• Goal: Only the lines holding the string "gyermek" are needed. Copy each one.
# # # # # # #
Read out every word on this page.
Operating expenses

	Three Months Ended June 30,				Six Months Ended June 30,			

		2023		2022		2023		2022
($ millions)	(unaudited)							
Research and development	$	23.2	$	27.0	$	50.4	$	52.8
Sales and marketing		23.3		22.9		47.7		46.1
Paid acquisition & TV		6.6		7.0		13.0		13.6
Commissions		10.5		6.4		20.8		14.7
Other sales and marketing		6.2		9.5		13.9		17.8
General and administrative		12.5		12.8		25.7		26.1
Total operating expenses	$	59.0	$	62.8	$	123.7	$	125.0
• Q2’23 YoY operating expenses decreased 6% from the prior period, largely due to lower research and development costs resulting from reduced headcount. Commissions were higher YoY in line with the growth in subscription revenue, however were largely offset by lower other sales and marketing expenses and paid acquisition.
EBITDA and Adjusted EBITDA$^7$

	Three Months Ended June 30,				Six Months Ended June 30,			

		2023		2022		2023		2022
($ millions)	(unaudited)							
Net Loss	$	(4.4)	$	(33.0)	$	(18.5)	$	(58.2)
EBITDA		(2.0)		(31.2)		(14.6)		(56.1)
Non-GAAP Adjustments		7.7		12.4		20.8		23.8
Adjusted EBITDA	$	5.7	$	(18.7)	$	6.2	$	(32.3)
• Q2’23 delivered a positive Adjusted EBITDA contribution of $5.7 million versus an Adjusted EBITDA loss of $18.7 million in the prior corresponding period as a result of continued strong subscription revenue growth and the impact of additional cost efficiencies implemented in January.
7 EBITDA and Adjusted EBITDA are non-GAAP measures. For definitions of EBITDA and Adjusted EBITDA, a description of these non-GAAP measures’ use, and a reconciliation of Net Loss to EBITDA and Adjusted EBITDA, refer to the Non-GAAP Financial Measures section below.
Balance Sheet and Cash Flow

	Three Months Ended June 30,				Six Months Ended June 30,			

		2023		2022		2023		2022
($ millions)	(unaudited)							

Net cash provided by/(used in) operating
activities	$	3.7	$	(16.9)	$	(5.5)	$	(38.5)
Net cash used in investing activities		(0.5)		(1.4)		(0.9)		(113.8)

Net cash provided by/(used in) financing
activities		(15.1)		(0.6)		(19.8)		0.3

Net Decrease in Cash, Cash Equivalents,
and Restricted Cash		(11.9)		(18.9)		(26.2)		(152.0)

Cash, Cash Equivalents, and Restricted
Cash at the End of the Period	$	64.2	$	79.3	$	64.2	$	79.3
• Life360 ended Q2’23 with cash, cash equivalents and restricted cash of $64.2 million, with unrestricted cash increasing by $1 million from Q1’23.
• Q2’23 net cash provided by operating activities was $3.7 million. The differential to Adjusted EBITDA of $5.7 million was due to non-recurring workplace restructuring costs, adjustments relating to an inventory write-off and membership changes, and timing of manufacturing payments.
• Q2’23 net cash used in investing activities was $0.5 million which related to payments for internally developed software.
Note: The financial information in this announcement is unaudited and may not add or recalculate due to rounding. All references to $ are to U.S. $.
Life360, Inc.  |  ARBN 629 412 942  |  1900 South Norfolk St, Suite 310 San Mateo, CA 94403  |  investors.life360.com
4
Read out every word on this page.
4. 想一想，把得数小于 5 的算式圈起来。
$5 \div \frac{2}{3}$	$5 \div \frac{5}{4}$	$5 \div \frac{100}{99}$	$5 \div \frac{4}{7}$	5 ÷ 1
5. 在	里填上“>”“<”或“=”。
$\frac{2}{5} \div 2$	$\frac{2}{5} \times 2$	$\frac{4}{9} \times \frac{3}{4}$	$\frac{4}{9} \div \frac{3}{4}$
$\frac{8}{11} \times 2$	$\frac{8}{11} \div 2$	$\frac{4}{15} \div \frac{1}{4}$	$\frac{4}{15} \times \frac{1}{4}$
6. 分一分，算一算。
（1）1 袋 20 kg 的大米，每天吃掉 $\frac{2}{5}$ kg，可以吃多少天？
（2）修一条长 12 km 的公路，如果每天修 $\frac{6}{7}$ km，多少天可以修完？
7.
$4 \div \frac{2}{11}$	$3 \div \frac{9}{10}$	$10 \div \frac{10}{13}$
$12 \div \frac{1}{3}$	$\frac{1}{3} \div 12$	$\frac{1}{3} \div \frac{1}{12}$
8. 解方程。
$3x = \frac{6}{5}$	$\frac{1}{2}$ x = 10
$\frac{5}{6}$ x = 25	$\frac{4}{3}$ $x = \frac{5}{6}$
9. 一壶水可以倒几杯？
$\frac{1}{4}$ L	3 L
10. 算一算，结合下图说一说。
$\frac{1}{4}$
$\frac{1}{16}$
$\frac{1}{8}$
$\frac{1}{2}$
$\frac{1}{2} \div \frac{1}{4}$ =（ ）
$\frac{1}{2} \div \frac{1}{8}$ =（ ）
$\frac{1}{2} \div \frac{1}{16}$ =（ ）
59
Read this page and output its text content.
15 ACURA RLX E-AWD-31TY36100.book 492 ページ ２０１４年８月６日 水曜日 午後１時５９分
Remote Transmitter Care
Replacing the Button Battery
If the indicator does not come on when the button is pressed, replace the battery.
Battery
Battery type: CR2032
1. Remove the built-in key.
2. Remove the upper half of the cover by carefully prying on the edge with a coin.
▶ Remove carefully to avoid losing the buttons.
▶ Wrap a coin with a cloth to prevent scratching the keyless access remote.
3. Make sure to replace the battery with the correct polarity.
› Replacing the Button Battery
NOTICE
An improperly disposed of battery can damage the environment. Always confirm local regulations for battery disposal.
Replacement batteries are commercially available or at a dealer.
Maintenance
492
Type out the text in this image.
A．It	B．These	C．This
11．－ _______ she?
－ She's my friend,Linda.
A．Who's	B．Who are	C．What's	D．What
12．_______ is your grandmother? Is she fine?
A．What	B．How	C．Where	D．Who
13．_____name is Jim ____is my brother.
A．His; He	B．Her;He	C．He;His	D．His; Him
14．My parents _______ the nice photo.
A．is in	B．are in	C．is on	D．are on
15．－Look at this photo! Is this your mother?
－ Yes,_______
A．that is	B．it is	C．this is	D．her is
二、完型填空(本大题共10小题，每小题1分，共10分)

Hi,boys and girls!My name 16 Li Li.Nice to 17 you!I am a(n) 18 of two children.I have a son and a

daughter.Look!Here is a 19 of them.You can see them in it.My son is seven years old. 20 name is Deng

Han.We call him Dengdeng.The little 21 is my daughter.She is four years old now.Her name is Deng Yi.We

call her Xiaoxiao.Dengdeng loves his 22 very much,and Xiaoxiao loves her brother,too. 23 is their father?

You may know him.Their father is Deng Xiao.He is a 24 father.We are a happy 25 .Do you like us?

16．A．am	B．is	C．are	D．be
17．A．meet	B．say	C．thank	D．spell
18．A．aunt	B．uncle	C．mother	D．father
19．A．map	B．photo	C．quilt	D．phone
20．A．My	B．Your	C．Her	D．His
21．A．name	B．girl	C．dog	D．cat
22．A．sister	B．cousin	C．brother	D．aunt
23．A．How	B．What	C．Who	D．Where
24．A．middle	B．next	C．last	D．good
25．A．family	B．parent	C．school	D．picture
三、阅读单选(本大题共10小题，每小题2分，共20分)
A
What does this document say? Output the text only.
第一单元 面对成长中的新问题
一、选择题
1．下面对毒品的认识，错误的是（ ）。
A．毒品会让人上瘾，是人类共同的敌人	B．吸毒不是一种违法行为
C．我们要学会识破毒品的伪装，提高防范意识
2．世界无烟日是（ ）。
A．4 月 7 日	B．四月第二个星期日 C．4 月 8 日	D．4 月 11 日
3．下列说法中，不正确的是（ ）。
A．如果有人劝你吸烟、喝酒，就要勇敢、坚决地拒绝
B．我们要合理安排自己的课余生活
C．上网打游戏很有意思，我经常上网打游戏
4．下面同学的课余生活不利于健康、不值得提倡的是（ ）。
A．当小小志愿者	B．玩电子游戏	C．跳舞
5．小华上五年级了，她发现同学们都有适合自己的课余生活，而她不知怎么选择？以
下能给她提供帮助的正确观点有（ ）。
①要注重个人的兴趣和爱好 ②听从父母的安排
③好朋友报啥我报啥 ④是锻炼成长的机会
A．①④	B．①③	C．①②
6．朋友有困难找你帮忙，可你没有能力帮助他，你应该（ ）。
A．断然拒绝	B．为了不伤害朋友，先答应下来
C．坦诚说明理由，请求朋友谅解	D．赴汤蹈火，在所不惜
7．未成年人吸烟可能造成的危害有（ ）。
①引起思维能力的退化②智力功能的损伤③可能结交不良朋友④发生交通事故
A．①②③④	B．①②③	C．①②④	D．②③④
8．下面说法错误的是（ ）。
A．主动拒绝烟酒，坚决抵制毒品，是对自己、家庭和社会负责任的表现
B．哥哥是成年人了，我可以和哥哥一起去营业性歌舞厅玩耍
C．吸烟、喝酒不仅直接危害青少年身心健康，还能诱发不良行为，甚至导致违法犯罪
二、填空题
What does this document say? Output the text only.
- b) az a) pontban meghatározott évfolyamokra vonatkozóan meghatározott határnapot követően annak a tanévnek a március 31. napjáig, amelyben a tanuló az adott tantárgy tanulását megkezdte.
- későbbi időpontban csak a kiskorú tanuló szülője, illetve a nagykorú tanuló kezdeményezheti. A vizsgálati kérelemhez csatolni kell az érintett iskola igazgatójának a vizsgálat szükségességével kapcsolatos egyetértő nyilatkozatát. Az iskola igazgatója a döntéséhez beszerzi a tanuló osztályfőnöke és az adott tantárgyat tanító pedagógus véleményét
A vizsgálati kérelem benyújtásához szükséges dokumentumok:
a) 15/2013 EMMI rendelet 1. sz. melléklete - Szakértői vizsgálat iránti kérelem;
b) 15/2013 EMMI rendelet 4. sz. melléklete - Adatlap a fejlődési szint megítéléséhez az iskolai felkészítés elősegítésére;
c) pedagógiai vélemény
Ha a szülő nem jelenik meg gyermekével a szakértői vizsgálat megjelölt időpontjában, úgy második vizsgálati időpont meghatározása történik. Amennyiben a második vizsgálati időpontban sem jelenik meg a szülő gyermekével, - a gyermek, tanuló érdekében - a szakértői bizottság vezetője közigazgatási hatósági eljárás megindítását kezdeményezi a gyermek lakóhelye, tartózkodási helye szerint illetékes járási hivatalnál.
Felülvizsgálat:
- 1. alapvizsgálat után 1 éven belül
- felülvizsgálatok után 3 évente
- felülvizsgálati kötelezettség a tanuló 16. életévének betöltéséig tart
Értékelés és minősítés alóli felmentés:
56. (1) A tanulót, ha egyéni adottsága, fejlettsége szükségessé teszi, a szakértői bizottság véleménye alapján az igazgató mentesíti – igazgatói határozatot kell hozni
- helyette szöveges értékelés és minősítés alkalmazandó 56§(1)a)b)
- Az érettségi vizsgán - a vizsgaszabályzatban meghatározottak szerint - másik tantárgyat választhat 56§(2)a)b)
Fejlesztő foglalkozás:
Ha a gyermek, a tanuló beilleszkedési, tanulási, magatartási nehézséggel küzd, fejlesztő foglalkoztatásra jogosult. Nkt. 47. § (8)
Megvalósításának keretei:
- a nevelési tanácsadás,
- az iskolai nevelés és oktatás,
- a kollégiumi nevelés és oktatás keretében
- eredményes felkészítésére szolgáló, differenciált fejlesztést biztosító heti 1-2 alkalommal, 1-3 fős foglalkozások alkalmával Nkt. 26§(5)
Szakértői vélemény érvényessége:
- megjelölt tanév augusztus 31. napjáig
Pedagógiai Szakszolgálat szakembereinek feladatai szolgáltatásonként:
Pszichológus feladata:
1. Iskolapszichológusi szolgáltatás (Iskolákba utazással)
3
# # # # # # #
• Output of the exercise:
Ha a szülő nem jelenik meg gyermekével a szakértői vizsgálat megjelölt időpontjában, úgy második vizsgálati időpont meghatározása történik. Amennyiben a második vizsgálati időpontban sem jelenik meg a szülő gyermekével, - a gyermek, tanuló érdekében - a szakértői bizottság vezetője közigazgatási hatósági eljárás megindítását kezdeményezi a gyermek lakóhelye, tartózkodási helye szerint illetékes járási hivatalnál.
Ha a gyermek, a tanuló beilleszkedési, tanulási, magatartási nehézséggel küzd, fejlesztő foglalkoztatásra jogosult. Nkt. 47. § (8)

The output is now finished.